In the entries below, find the lines that contain the word "beenden" and copy them.

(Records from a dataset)
□ □ □ □ □ □ □

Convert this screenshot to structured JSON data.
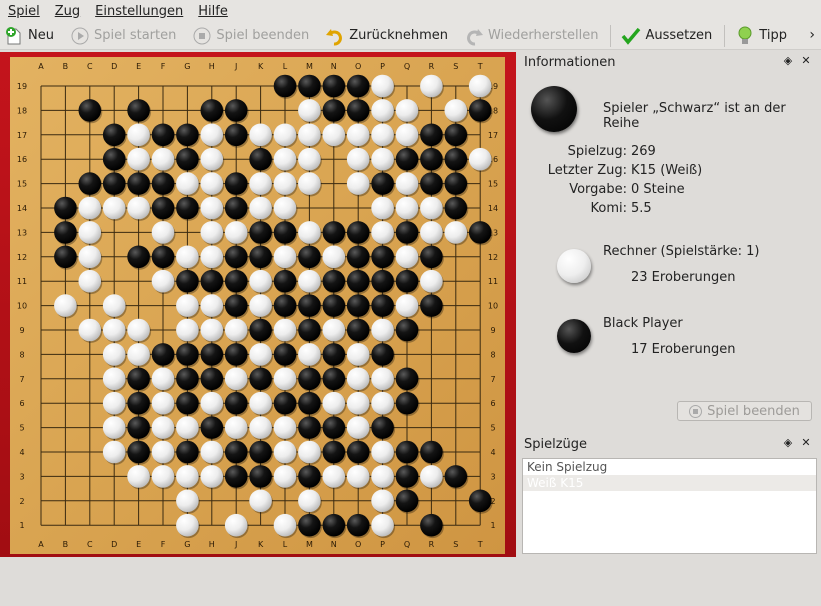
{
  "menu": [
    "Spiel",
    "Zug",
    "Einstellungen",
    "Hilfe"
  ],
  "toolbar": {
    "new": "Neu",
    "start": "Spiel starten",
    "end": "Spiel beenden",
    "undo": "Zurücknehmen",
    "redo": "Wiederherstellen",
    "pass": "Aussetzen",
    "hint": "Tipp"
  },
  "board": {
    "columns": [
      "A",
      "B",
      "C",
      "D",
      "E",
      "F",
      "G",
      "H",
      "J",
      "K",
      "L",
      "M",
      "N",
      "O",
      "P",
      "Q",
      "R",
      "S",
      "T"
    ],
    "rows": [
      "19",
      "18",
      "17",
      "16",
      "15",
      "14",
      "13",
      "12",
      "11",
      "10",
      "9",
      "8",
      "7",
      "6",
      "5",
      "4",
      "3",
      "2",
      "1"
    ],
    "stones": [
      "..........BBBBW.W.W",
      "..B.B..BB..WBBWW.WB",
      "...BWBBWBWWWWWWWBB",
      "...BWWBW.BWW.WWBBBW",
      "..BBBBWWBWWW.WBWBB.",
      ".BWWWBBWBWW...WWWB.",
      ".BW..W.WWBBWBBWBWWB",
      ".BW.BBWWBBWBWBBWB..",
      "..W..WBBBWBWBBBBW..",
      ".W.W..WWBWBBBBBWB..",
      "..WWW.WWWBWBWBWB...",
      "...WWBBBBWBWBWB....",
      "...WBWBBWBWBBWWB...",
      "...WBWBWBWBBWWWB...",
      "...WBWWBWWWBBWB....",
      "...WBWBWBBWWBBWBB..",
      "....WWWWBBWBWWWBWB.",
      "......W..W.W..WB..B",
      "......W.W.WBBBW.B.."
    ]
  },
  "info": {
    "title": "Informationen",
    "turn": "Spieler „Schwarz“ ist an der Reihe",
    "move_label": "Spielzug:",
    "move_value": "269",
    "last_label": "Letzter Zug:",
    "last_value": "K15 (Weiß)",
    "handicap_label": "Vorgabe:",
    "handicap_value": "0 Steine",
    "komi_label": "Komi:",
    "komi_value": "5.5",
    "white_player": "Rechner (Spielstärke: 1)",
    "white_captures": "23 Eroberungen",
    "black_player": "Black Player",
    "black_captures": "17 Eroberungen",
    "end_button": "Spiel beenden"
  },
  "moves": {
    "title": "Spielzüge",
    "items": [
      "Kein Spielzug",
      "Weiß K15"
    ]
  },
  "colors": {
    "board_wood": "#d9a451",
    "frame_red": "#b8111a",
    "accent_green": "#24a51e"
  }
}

□ □ □ □ □ □ □

*Response to this exercise*:
    "end": "Spiel beenden",
    "end_button": "Spiel beenden"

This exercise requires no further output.